→ **Exercise instructions**: Write the material out again exactly.

---+---

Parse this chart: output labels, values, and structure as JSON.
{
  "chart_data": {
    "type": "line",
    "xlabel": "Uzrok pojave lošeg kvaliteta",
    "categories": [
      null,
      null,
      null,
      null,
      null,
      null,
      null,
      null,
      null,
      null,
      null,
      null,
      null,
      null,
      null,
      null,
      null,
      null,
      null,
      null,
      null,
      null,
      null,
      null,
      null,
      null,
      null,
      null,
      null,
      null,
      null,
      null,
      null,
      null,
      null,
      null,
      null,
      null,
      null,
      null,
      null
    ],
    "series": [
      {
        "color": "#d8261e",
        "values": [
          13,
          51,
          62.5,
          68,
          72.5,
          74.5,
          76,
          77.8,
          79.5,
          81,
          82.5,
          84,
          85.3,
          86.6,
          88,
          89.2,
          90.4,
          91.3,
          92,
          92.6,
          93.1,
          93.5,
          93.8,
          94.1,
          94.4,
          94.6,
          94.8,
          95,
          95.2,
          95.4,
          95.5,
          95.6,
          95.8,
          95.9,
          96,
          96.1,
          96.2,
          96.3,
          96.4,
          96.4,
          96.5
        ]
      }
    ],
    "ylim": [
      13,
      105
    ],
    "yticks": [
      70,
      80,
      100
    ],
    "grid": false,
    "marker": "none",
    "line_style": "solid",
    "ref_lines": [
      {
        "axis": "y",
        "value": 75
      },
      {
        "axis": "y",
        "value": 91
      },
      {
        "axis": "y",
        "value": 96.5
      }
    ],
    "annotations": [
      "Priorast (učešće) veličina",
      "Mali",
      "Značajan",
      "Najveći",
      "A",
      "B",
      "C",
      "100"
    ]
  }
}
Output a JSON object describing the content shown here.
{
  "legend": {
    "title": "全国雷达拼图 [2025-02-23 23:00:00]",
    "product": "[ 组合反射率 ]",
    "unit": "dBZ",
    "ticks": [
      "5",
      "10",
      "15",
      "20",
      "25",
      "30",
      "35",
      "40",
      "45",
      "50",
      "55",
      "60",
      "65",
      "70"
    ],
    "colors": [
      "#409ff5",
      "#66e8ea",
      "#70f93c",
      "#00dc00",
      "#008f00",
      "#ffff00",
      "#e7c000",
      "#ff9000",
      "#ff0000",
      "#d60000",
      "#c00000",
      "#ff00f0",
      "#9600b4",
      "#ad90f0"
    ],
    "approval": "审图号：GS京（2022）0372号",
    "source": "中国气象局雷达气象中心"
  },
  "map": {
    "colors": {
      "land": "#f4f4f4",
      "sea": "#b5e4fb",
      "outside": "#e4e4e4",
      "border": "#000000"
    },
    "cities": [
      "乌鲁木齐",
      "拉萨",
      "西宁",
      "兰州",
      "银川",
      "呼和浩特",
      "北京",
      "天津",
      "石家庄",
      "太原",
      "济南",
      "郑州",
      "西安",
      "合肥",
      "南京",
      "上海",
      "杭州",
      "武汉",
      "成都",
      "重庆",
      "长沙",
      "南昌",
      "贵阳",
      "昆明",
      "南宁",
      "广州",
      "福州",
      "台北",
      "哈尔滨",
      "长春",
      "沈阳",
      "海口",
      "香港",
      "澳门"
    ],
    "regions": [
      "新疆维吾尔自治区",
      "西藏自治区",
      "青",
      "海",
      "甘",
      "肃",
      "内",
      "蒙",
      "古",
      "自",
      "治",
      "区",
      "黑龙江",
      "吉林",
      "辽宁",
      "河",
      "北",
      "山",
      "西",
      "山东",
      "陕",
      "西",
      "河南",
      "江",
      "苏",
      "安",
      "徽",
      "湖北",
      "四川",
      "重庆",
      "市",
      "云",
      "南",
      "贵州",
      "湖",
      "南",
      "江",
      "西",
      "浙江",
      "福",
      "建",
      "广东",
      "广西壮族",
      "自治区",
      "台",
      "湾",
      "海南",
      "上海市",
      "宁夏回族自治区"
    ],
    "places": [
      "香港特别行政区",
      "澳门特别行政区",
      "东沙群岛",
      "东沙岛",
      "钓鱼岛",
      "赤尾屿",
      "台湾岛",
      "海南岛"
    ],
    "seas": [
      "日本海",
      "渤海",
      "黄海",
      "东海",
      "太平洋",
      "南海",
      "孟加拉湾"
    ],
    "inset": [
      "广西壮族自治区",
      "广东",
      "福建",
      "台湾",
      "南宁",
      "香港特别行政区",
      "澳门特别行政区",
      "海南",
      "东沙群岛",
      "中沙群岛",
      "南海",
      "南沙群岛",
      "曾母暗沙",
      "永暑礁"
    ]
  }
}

---+---

→ **Completed exercise**:
Parse this chart: output labels, values, and structure as JSON.
{
  "chart_data": {
    "type": "line",
    "xlabel": "Uzrok pojave lošeg kvaliteta",
    "categories": [
      null,
      null,
      null,
      null,
      null,
      null,
      null,
      null,
      null,
      null,
      null,
      null,
      null,
      null,
      null,
      null,
      null,
      null,
      null,
      null,
      null,
      null,
      null,
      null,
      null,
      null,
      null,
      null,
      null,
      null,
      null,
      null,
      null,
      null,
      null,
      null,
      null,
      null,
      null,
      null,
      null
    ],
    "series": [
      {
        "color": "#d8261e",
        "values": [
          13,
          51,
          62.5,
          68,
          72.5,
          74.5,
          76,
          77.8,
          79.5,
          81,
          82.5,
          84,
          85.3,
          86.6,
          88,
          89.2,
          90.4,
          91.3,
          92,
          92.6,
          93.1,
          93.5,
          93.8,
          94.1,
          94.4,
          94.6,
          94.8,
          95,
          95.2,
          95.4,
          95.5,
          95.6,
          95.8,
          95.9,
          96,
          96.1,
          96.2,
          96.3,
          96.4,
          96.4,
          96.5
        ]
      }
    ],
    "ylim": [
      13,
      105
    ],
    "yticks": [
      70,
      80,
      100
    ],
    "grid": false,
    "marker": "none",
    "line_style": "solid",
    "ref_lines": [
      {
        "axis": "y",
        "value": 75
      },
      {
        "axis": "y",
        "value": 91
      },
      {
        "axis": "y",
        "value": 96.5
      }
    ],
    "annotations": [
      "Priorast (učešće) veličina",
      "Mali",
      "Značajan",
      "Najveći",
      "A",
      "B",
      "C",
      "100"
    ]
  }
}
Output a JSON object describing the content shown here.
{
  "legend": {
    "title": "全国雷达拼图 [2025-02-23 23:00:00]",
    "product": "[ 组合反射率 ]",
    "unit": "dBZ",
    "ticks": [
      "5",
      "10",
      "15",
      "20",
      "25",
      "30",
      "35",
      "40",
      "45",
      "50",
      "55",
      "60",
      "65",
      "70"
    ],
    "colors": [
      "#409ff5",
      "#66e8ea",
      "#70f93c",
      "#00dc00",
      "#008f00",
      "#ffff00",
      "#e7c000",
      "#ff9000",
      "#ff0000",
      "#d60000",
      "#c00000",
      "#ff00f0",
      "#9600b4",
      "#ad90f0"
    ],
    "approval": "审图号：GS京（2022）0372号",
    "source": "中国气象局雷达气象中心"
  },
  "map": {
    "colors": {
      "land": "#f4f4f4",
      "sea": "#b5e4fb",
      "outside": "#e4e4e4",
      "border": "#000000"
    },
    "cities": [
      "乌鲁木齐",
      "拉萨",
      "西宁",
      "兰州",
      "银川",
      "呼和浩特",
      "北京",
      "天津",
      "石家庄",
      "太原",
      "济南",
      "郑州",
      "西安",
      "合肥",
      "南京",
      "上海",
      "杭州",
      "武汉",
      "成都",
      "重庆",
      "长沙",
      "南昌",
      "贵阳",
      "昆明",
      "南宁",
      "广州",
      "福州",
      "台北",
      "哈尔滨",
      "长春",
      "沈阳",
      "海口",
      "香港",
      "澳门"
    ],
    "regions": [
      "新疆维吾尔自治区",
      "西藏自治区",
      "青",
      "海",
      "甘",
      "肃",
      "内",
      "蒙",
      "古",
      "自",
      "治",
      "区",
      "黑龙江",
      "吉林",
      "辽宁",
      "河",
      "北",
      "山",
      "西",
      "山东",
      "陕",
      "西",
      "河南",
      "江",
      "苏",
      "安",
      "徽",
      "湖北",
      "四川",
      "重庆",
      "市",
      "云",
      "南",
      "贵州",
      "湖",
      "南",
      "江",
      "西",
      "浙江",
      "福",
      "建",
      "广东",
      "广西壮族",
      "自治区",
      "台",
      "湾",
      "海南",
      "上海市",
      "宁夏回族自治区"
    ],
    "places": [
      "香港特别行政区",
      "澳门特别行政区",
      "东沙群岛",
      "东沙岛",
      "钓鱼岛",
      "赤尾屿",
      "台湾岛",
      "海南岛"
    ],
    "seas": [
      "日本海",
      "渤海",
      "黄海",
      "东海",
      "太平洋",
      "南海",
      "孟加拉湾"
    ],
    "inset": [
      "广西壮族自治区",
      "广东",
      "福建",
      "台湾",
      "南宁",
      "香港特别行政区",
      "澳门特别行政区",
      "海南",
      "东沙群岛",
      "中沙群岛",
      "南海",
      "南沙群岛",
      "曾母暗沙",
      "永暑礁"
    ]
  }
}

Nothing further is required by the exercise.